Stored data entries
* Begin *

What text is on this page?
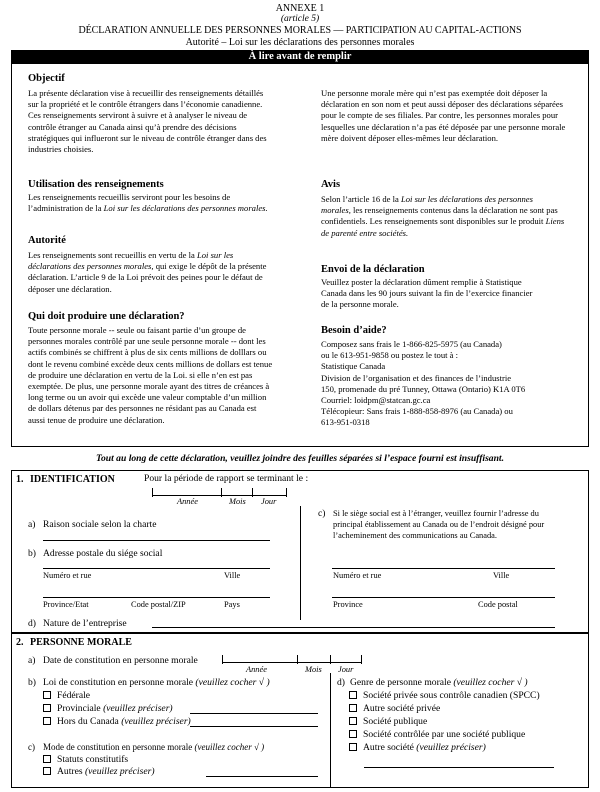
ANNEXE 1
(article 5)
DÉCLARATION ANNUELLE DES PERSONNES MORALES — PARTICIPATION AU CAPITAL-ACTIONS
Autorité – Loi sur les déclarations des personnes morales
À lire avant de remplir
Objectif
La présente déclaration vise à recueillir des renseignements détaillés
sur la propriété et le contrôle étrangers dans l’économie canadienne.
Ces renseignements serviront à suivre et à analyser le niveau de
contrôle étranger au Canada ainsi qu’à prendre des décisions
stratégiques qui influeront sur le niveau de contrôle étranger dans des
industries choisies.
Utilisation des renseignements
Les renseignements recueillis serviront pour les besoins de
l’administration de la Loi sur les déclarations des personnes morales.
Autorité
Les renseignements sont recueillis en vertu de la Loi sur les
déclarations des personnes morales, qui exige le dépôt de la présente
déclaration. L’article 9 de la Loi prévoit des peines pour le défaut de
déposer une déclaration.
Qui doit produire une déclaration?
Toute personne morale -- seule ou faisant partie d’un groupe de
personnes morales contrôlé par une seule personne morale -- dont les
actifs combinés se chiffrent à plus de six cents millions de dolllars ou
dont le revenu combiné excède deux cents millions de dollars est tenue
de produire une déclaration en vertu de la Loi. si elle n’en est pas
exemptée. De plus, une personne morale ayant des titres de créances à
long terme ou un avoir qui excède une valeur comptable d’un million
de dollars détenus par des personnes ne résidant pas au Canada est
aussi tenue de produire une déclaration.
Une personne morale mère qui n’est pas exemptée doit déposer la
déclaration en son nom et peut aussi déposer des déclarations séparées
pour le compte de ses filiales. Par contre, les personnes morales pour
lesquelles une déclaration n’a pas été déposée par une personne morale
mère doivent déposer elles-mêmes leur déclaration.
Avis
Selon l’article 16 de la Loi sur les déclarations des personnes
morales, les renseignements contenus dans la déclaration ne sont pas
confidentiels. Les renseignements sont disponibles sur le produit Liens
de parenté entre sociétés.
Envoi de la déclaration
Veuillez poster la déclaration dûment remplie à Statistique
Canada dans les 90 jours suivant la fin de l’exercice financier
de la personne morale.
Besoin d’aide?
Composez sans frais le 1-866-825-5975 (au Canada)
ou le 613-951-9858 ou postez le tout à :
Statistique Canada
Division de l’organisation et des finances de l’industrie
150, promenade du pré Tunney, Ottawa (Ontario) K1A 0T6
Courriel: loidpm@statcan.gc.ca
Télécopieur: Sans frais 1-888-858-8976 (au Canada) ou
613-951-0318
Tout au long de cette déclaration, veuillez joindre des feuilles séparées si l’espace fourni est insuffisant.
1. IDENTIFICATION	Pour la période de rapport se terminant le :
Année	Mois Jour
a) Raison sociale selon la charte
b) Adresse postale du siége social
Numéro et rue	Ville
Province/Etat	Code postal/ZIP	Pays
c) Si le siège social est à l’étranger, veuillez fournir l’adresse du
principal établissement au Canada ou de l’endroit désigné pour
l’acheminement des communications au Canada.
Numéro et rue	Ville
Province	Code postal
d) Nature de l’entreprise
2. PERSONNE MORALE
a) Date de constitution en personne morale
Année	Mois Jour
b) Loi de constitution en personne morale (veuillez cocher √ )
Fédérale
Provinciale (veuillez préciser)
Hors du Canada (veuillez préciser)
c) Mode de constitution en personne morale (veuillez cocher √ )
Statuts constitutifs
Autres (veuillez préciser)
d) Genre de personne morale (veuillez cocher √ )
Société privée sous contrôle canadien (SPCC)
Autre société privée
Société publique
Société contrôlée par une société publique
Autre société (veuillez préciser)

* End *

(GIVEN PROBLEM):
Reproduce every entry exactly, but omit each picture.

(RESPONSE TO THE EXERCISE):
What text is on this page?
ANNEXE 1
(article 5)
DÉCLARATION ANNUELLE DES PERSONNES MORALES — PARTICIPATION AU CAPITAL-ACTIONS
Autorité – Loi sur les déclarations des personnes morales
À lire avant de remplir
Objectif
La présente déclaration vise à recueillir des renseignements détaillés
sur la propriété et le contrôle étrangers dans l’économie canadienne.
Ces renseignements serviront à suivre et à analyser le niveau de
contrôle étranger au Canada ainsi qu’à prendre des décisions
stratégiques qui influeront sur le niveau de contrôle étranger dans des
industries choisies.
Utilisation des renseignements
Les renseignements recueillis serviront pour les besoins de
l’administration de la Loi sur les déclarations des personnes morales.
Autorité
Les renseignements sont recueillis en vertu de la Loi sur les
déclarations des personnes morales, qui exige le dépôt de la présente
déclaration. L’article 9 de la Loi prévoit des peines pour le défaut de
déposer une déclaration.
Qui doit produire une déclaration?
Toute personne morale -- seule ou faisant partie d’un groupe de
personnes morales contrôlé par une seule personne morale -- dont les
actifs combinés se chiffrent à plus de six cents millions de dolllars ou
dont le revenu combiné excède deux cents millions de dollars est tenue
de produire une déclaration en vertu de la Loi. si elle n’en est pas
exemptée. De plus, une personne morale ayant des titres de créances à
long terme ou un avoir qui excède une valeur comptable d’un million
de dollars détenus par des personnes ne résidant pas au Canada est
aussi tenue de produire une déclaration.
Une personne morale mère qui n’est pas exemptée doit déposer la
déclaration en son nom et peut aussi déposer des déclarations séparées
pour le compte de ses filiales. Par contre, les personnes morales pour
lesquelles une déclaration n’a pas été déposée par une personne morale
mère doivent déposer elles-mêmes leur déclaration.
Avis
Selon l’article 16 de la Loi sur les déclarations des personnes
morales, les renseignements contenus dans la déclaration ne sont pas
confidentiels. Les renseignements sont disponibles sur le produit Liens
de parenté entre sociétés.
Envoi de la déclaration
Veuillez poster la déclaration dûment remplie à Statistique
Canada dans les 90 jours suivant la fin de l’exercice financier
de la personne morale.
Besoin d’aide?
Composez sans frais le 1-866-825-5975 (au Canada)
ou le 613-951-9858 ou postez le tout à :
Statistique Canada
Division de l’organisation et des finances de l’industrie
150, promenade du pré Tunney, Ottawa (Ontario) K1A 0T6
Courriel: loidpm@statcan.gc.ca
Télécopieur: Sans frais 1-888-858-8976 (au Canada) ou
613-951-0318
Tout au long de cette déclaration, veuillez joindre des feuilles séparées si l’espace fourni est insuffisant.
1. IDENTIFICATION	Pour la période de rapport se terminant le :
Année	Mois Jour
a) Raison sociale selon la charte
b) Adresse postale du siége social
Numéro et rue	Ville
Province/Etat	Code postal/ZIP	Pays
c) Si le siège social est à l’étranger, veuillez fournir l’adresse du
principal établissement au Canada ou de l’endroit désigné pour
l’acheminement des communications au Canada.
Numéro et rue	Ville
Province	Code postal
d) Nature de l’entreprise
2. PERSONNE MORALE
a) Date de constitution en personne morale
Année	Mois Jour
b) Loi de constitution en personne morale (veuillez cocher √ )
Fédérale
Provinciale (veuillez préciser)
Hors du Canada (veuillez préciser)
c) Mode de constitution en personne morale (veuillez cocher √ )
Statuts constitutifs
Autres (veuillez préciser)
d) Genre de personne morale (veuillez cocher √ )
Société privée sous contrôle canadien (SPCC)
Autre société privée
Société publique
Société contrôlée par une société publique
Autre société (veuillez préciser)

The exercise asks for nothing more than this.